═════ 추출된 정보 ═════
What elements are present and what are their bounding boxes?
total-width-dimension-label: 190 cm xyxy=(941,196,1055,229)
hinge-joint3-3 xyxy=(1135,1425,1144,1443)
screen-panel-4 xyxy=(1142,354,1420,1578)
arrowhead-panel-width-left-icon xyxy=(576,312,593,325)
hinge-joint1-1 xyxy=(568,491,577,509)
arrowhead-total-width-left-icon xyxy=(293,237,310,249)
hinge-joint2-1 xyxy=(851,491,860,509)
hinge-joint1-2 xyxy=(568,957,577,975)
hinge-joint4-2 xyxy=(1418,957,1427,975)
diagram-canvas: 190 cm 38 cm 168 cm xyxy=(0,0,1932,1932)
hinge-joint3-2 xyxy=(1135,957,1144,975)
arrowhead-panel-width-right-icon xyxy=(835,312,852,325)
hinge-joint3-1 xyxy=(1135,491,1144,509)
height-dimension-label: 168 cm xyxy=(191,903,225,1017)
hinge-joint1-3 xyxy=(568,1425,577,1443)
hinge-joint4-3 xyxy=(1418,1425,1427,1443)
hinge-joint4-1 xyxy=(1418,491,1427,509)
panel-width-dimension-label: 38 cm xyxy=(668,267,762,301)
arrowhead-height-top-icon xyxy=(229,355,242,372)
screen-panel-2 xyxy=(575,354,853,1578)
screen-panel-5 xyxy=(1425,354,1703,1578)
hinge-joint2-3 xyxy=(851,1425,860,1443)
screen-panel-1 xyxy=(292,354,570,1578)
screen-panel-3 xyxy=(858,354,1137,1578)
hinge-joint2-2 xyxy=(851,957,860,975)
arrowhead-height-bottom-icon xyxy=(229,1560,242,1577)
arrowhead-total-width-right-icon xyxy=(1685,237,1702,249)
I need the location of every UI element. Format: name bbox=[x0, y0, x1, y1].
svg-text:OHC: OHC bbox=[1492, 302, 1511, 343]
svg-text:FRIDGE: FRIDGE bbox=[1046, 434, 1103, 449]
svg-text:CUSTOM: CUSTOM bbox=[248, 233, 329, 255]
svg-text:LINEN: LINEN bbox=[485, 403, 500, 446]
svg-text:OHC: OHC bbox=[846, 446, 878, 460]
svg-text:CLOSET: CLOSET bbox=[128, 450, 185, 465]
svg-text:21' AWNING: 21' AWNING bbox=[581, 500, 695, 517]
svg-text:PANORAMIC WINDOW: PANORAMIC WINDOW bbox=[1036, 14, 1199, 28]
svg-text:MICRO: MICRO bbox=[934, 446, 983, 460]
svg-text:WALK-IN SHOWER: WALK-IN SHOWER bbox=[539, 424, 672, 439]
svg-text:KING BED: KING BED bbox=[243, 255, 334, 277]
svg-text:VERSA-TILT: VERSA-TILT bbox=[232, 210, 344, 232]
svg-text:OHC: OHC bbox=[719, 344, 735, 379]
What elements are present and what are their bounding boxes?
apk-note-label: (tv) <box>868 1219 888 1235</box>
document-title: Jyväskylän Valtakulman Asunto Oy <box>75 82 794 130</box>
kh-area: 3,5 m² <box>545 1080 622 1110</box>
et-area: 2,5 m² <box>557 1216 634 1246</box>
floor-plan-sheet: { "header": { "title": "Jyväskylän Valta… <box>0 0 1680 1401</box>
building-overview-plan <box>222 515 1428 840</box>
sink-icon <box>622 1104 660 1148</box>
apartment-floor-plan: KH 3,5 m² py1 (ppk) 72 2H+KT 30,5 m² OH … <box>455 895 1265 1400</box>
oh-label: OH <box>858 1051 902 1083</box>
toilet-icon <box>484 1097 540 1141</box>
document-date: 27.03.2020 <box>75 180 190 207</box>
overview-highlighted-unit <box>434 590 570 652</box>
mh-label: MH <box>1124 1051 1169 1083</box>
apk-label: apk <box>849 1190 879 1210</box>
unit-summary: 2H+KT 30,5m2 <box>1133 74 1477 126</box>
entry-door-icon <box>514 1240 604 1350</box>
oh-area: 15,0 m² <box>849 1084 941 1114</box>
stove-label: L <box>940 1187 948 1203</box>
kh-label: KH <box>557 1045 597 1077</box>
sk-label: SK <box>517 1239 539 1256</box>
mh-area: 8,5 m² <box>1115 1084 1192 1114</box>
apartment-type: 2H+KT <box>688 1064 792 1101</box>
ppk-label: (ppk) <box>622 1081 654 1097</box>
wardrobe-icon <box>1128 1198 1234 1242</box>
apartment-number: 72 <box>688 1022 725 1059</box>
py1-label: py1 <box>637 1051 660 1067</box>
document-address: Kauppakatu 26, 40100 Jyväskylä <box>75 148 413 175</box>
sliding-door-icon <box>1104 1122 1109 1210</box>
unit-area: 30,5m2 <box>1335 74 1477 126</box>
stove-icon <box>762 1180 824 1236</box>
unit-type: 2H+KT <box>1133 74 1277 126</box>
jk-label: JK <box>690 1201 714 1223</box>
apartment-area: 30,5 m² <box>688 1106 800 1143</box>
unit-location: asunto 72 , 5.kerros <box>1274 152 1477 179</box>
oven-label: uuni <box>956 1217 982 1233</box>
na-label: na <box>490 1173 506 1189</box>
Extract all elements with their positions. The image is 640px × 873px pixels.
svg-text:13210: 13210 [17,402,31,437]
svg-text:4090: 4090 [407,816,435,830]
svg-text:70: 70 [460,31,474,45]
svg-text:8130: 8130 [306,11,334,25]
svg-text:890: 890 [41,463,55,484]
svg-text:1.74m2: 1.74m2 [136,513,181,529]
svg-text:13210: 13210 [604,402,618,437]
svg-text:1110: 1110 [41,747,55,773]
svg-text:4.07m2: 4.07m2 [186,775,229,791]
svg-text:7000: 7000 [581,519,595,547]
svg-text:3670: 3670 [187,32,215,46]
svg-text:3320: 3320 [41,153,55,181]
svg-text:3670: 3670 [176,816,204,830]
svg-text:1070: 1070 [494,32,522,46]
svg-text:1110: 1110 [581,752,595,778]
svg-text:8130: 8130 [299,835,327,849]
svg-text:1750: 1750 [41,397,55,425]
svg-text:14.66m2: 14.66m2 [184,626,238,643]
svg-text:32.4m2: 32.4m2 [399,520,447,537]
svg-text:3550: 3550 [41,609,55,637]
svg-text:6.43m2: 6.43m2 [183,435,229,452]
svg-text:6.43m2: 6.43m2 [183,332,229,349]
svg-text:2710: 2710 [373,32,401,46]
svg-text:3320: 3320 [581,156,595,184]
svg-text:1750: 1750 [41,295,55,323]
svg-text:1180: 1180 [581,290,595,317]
═════
_작업 내용_:
기록의 처음부터 "arrowhead-panel-width-left-icon xyxy=(576,312,593,325)"가 들어 있는 줄까지를 다시 쓰되, "screen-panel-4"를 "display-panel-4"로 바꾸고 나머지는 모두 그대로 두시오.

_연습 결과_:
What elements are present and what are their bounding boxes?
total-width-dimension-label: 190 cm xyxy=(941,196,1055,229)
hinge-joint3-3 xyxy=(1135,1425,1144,1443)
display-panel-4 xyxy=(1142,354,1420,1578)
arrowhead-panel-width-left-icon xyxy=(576,312,593,325)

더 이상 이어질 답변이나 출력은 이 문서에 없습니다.